Output the material below unchanged, apart from leaving out the pictures.

++++ DATA SUPPLIED ++++

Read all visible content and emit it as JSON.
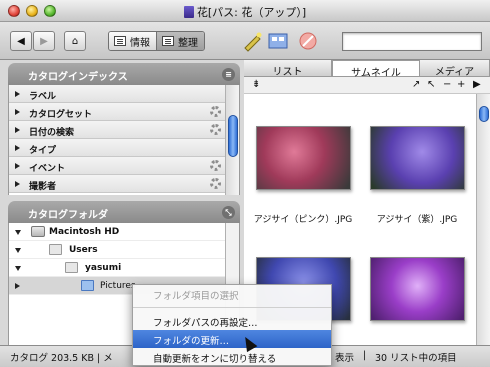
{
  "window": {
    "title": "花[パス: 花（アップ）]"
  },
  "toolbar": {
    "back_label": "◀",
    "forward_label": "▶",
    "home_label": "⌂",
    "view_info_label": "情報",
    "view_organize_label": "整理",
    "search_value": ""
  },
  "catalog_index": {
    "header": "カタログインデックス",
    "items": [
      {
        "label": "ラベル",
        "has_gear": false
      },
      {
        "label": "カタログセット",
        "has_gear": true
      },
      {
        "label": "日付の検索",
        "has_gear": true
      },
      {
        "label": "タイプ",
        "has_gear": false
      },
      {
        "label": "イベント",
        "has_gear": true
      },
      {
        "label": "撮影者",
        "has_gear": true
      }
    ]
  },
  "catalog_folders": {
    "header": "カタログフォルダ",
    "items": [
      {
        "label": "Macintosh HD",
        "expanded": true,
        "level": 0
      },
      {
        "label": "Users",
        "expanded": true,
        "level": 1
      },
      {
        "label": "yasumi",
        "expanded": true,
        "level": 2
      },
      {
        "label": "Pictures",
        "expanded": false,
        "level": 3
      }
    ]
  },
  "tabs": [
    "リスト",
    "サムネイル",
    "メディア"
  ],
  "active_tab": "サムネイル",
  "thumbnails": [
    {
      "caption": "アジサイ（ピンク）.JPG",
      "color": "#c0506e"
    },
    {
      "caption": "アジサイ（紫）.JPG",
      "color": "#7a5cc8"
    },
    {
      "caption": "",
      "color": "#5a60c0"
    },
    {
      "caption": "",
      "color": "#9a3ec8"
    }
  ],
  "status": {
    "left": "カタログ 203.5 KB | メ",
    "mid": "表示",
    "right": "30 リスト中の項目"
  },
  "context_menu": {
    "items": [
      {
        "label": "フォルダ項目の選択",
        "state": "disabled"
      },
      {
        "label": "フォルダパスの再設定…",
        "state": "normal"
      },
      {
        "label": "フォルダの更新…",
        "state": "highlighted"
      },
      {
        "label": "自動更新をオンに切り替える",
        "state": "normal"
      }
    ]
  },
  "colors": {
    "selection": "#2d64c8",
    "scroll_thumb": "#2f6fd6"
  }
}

++++

→ **ANSWER**
Read all visible content and emit it as JSON.
{
  "window": {
    "title": "花[パス: 花（アップ）]"
  },
  "toolbar": {
    "back_label": "◀",
    "forward_label": "▶",
    "home_label": "⌂",
    "view_info_label": "情報",
    "view_organize_label": "整理",
    "search_value": ""
  },
  "catalog_index": {
    "header": "カタログインデックス",
    "items": [
      {
        "label": "ラベル",
        "has_gear": false
      },
      {
        "label": "カタログセット",
        "has_gear": true
      },
      {
        "label": "日付の検索",
        "has_gear": true
      },
      {
        "label": "タイプ",
        "has_gear": false
      },
      {
        "label": "イベント",
        "has_gear": true
      },
      {
        "label": "撮影者",
        "has_gear": true
      }
    ]
  },
  "catalog_folders": {
    "header": "カタログフォルダ",
    "items": [
      {
        "label": "Macintosh HD",
        "expanded": true,
        "level": 0
      },
      {
        "label": "Users",
        "expanded": true,
        "level": 1
      },
      {
        "label": "yasumi",
        "expanded": true,
        "level": 2
      },
      {
        "label": "Pictures",
        "expanded": false,
        "level": 3
      }
    ]
  },
  "tabs": [
    "リスト",
    "サムネイル",
    "メディア"
  ],
  "active_tab": "サムネイル",
  "thumbnails": [
    {
      "caption": "アジサイ（ピンク）.JPG",
      "color": "#c0506e"
    },
    {
      "caption": "アジサイ（紫）.JPG",
      "color": "#7a5cc8"
    },
    {
      "caption": "",
      "color": "#5a60c0"
    },
    {
      "caption": "",
      "color": "#9a3ec8"
    }
  ],
  "status": {
    "left": "カタログ 203.5 KB | メ",
    "mid": "表示",
    "right": "30 リスト中の項目"
  },
  "context_menu": {
    "items": [
      {
        "label": "フォルダ項目の選択",
        "state": "disabled"
      },
      {
        "label": "フォルダパスの再設定…",
        "state": "normal"
      },
      {
        "label": "フォルダの更新…",
        "state": "highlighted"
      },
      {
        "label": "自動更新をオンに切り替える",
        "state": "normal"
      }
    ]
  },
  "colors": {
    "selection": "#2d64c8",
    "scroll_thumb": "#2f6fd6"
  }
}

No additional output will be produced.